* [Data for this task]

☆ ☆ ☆

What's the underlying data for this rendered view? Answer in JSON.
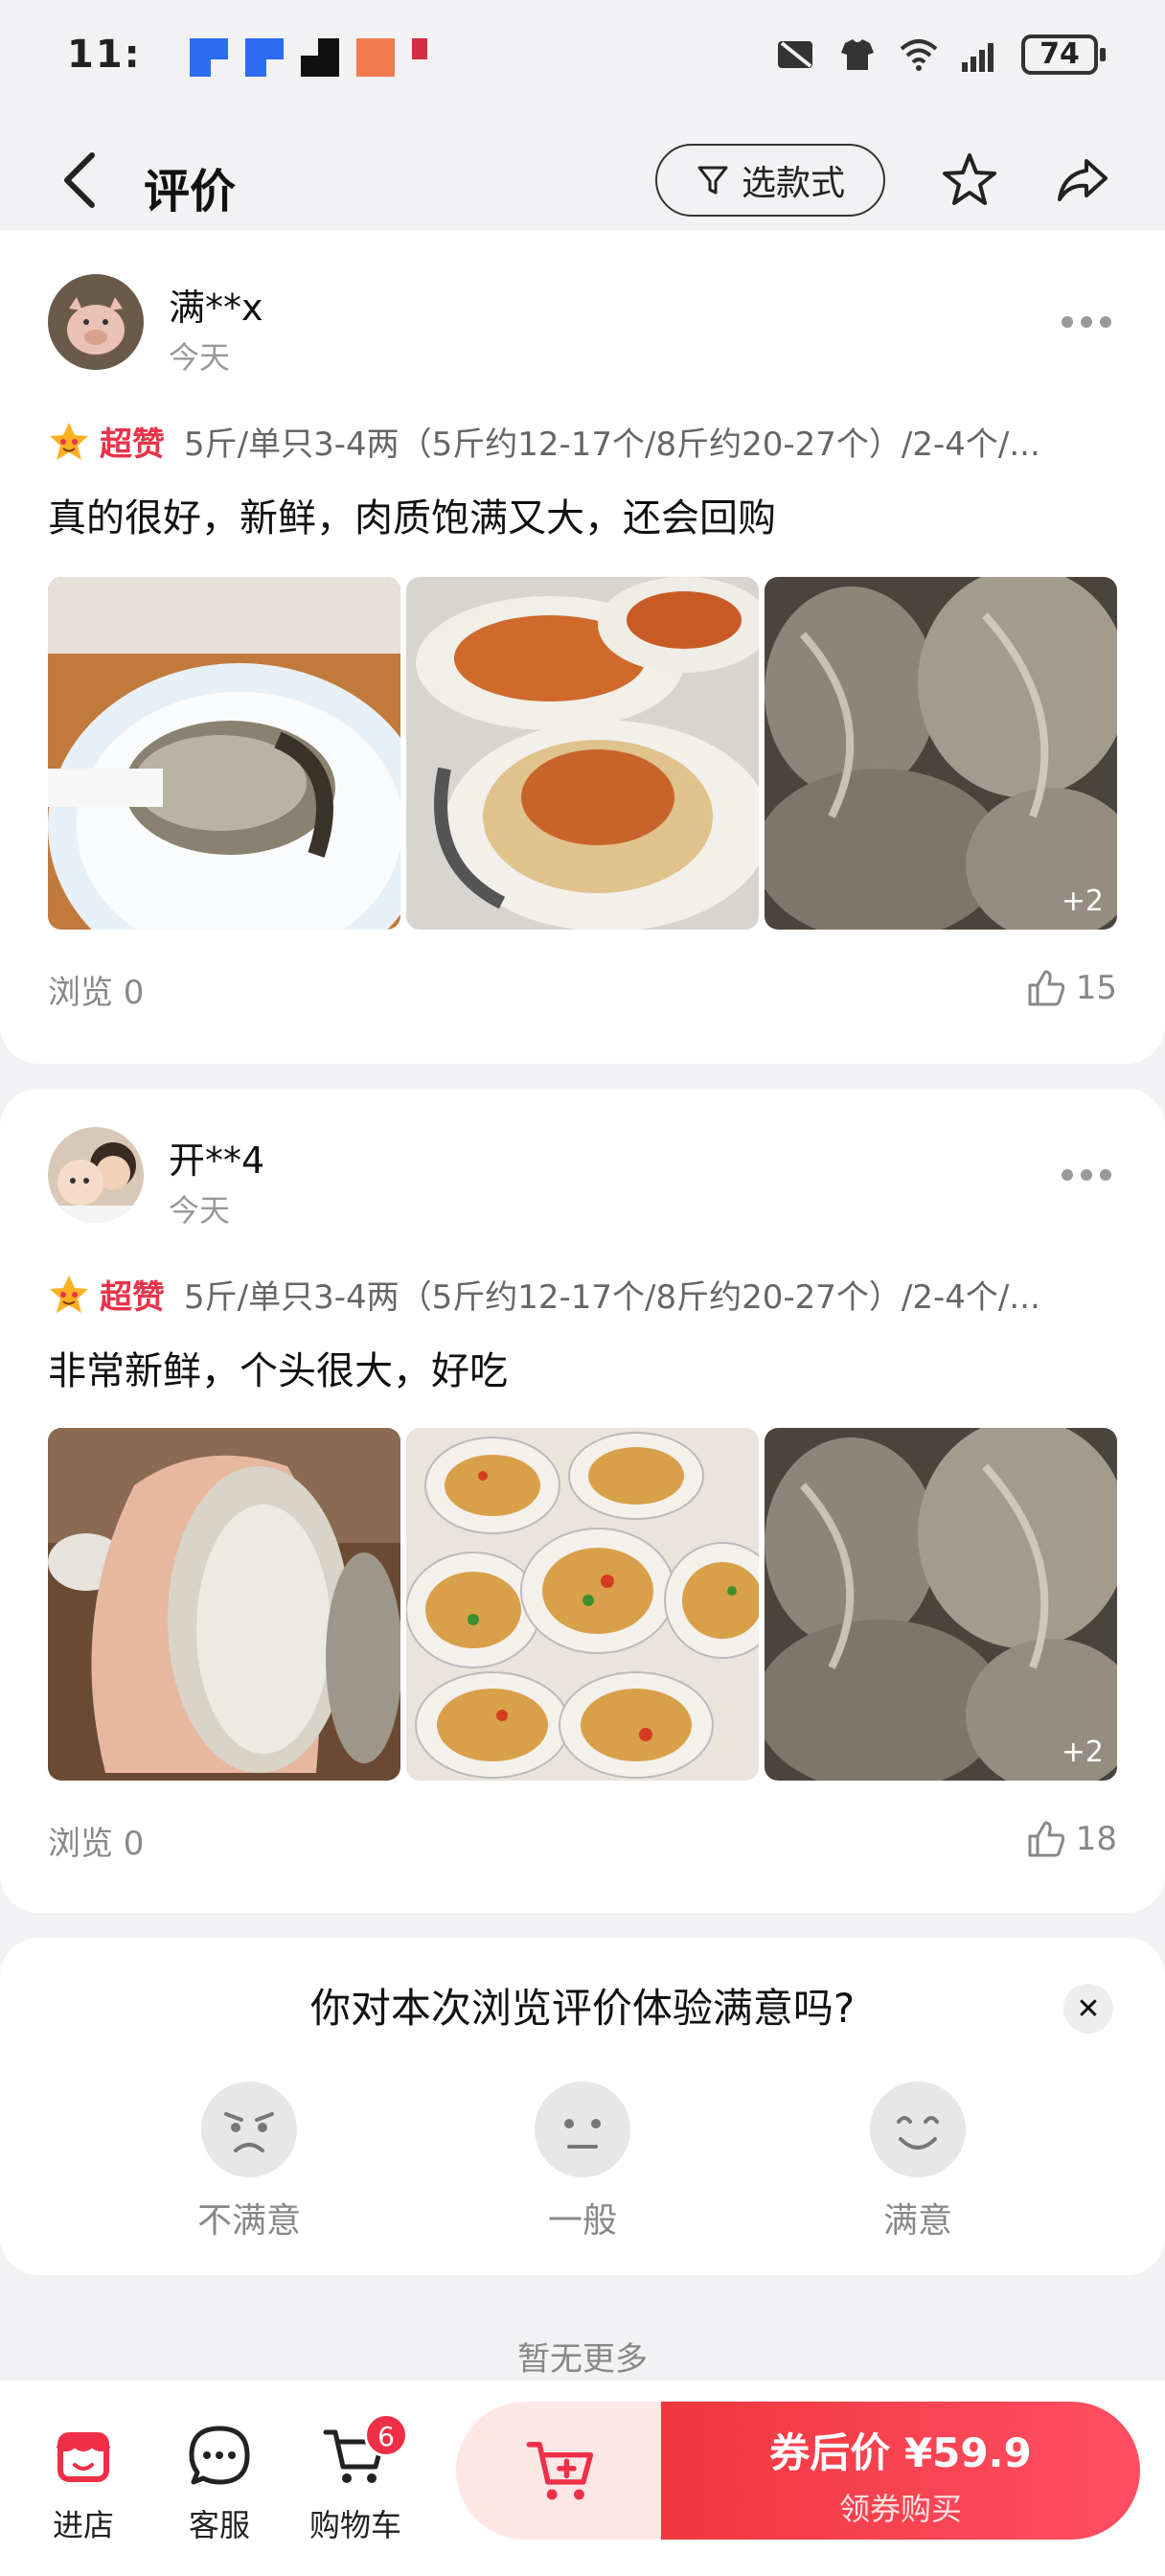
{
  "status_bar": {
    "time": "11:",
    "battery": "74"
  },
  "header": {
    "back_icon": "chevron-left-icon",
    "title": "评价",
    "filter_label": "选款式",
    "filter_icon": "funnel-icon",
    "favorite_icon": "star-outline-icon",
    "share_icon": "share-arrow-icon"
  },
  "reviews": [
    {
      "username": "满**x",
      "date": "今天",
      "tag": "超赞",
      "spec": "5斤/单只3-4两（5斤约12-17个/8斤约20-27个）/2-4个/...",
      "text": "真的很好，新鲜，肉质饱满又大，还会回购",
      "more_photos": "+2",
      "views": "浏览 0",
      "likes": "15"
    },
    {
      "username": "开**4",
      "date": "今天",
      "tag": "超赞",
      "spec": "5斤/单只3-4两（5斤约12-17个/8斤约20-27个）/2-4个/...",
      "text": "非常新鲜，个头很大，好吃",
      "more_photos": "+2",
      "views": "浏览 0",
      "likes": "18"
    }
  ],
  "survey": {
    "question": "你对本次浏览评价体验满意吗?",
    "close": "✕",
    "options": [
      "不满意",
      "一般",
      "满意"
    ]
  },
  "no_more": "暂无更多",
  "bottom_bar": {
    "store_label": "进店",
    "service_label": "客服",
    "cart_label": "购物车",
    "cart_count": "6",
    "buy_price": "券后价 ¥59.9",
    "buy_sub": "领券购买"
  },
  "colors": {
    "accent": "#ee2f47",
    "tag_red": "#e8334a",
    "background": "#f2f2f4"
  }
}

☆ ☆ ☆

* [Given task] Each record above should be copied character for character, with pictures dropped.

* [Complete answer]
What's the underlying data for this rendered view? Answer in JSON.
{
  "status_bar": {
    "time": "11:",
    "battery": "74"
  },
  "header": {
    "back_icon": "chevron-left-icon",
    "title": "评价",
    "filter_label": "选款式",
    "filter_icon": "funnel-icon",
    "favorite_icon": "star-outline-icon",
    "share_icon": "share-arrow-icon"
  },
  "reviews": [
    {
      "username": "满**x",
      "date": "今天",
      "tag": "超赞",
      "spec": "5斤/单只3-4两（5斤约12-17个/8斤约20-27个）/2-4个/...",
      "text": "真的很好，新鲜，肉质饱满又大，还会回购",
      "more_photos": "+2",
      "views": "浏览 0",
      "likes": "15"
    },
    {
      "username": "开**4",
      "date": "今天",
      "tag": "超赞",
      "spec": "5斤/单只3-4两（5斤约12-17个/8斤约20-27个）/2-4个/...",
      "text": "非常新鲜，个头很大，好吃",
      "more_photos": "+2",
      "views": "浏览 0",
      "likes": "18"
    }
  ],
  "survey": {
    "question": "你对本次浏览评价体验满意吗?",
    "close": "✕",
    "options": [
      "不满意",
      "一般",
      "满意"
    ]
  },
  "no_more": "暂无更多",
  "bottom_bar": {
    "store_label": "进店",
    "service_label": "客服",
    "cart_label": "购物车",
    "cart_count": "6",
    "buy_price": "券后价 ¥59.9",
    "buy_sub": "领券购买"
  },
  "colors": {
    "accent": "#ee2f47",
    "tag_red": "#e8334a",
    "background": "#f2f2f4"
  }
}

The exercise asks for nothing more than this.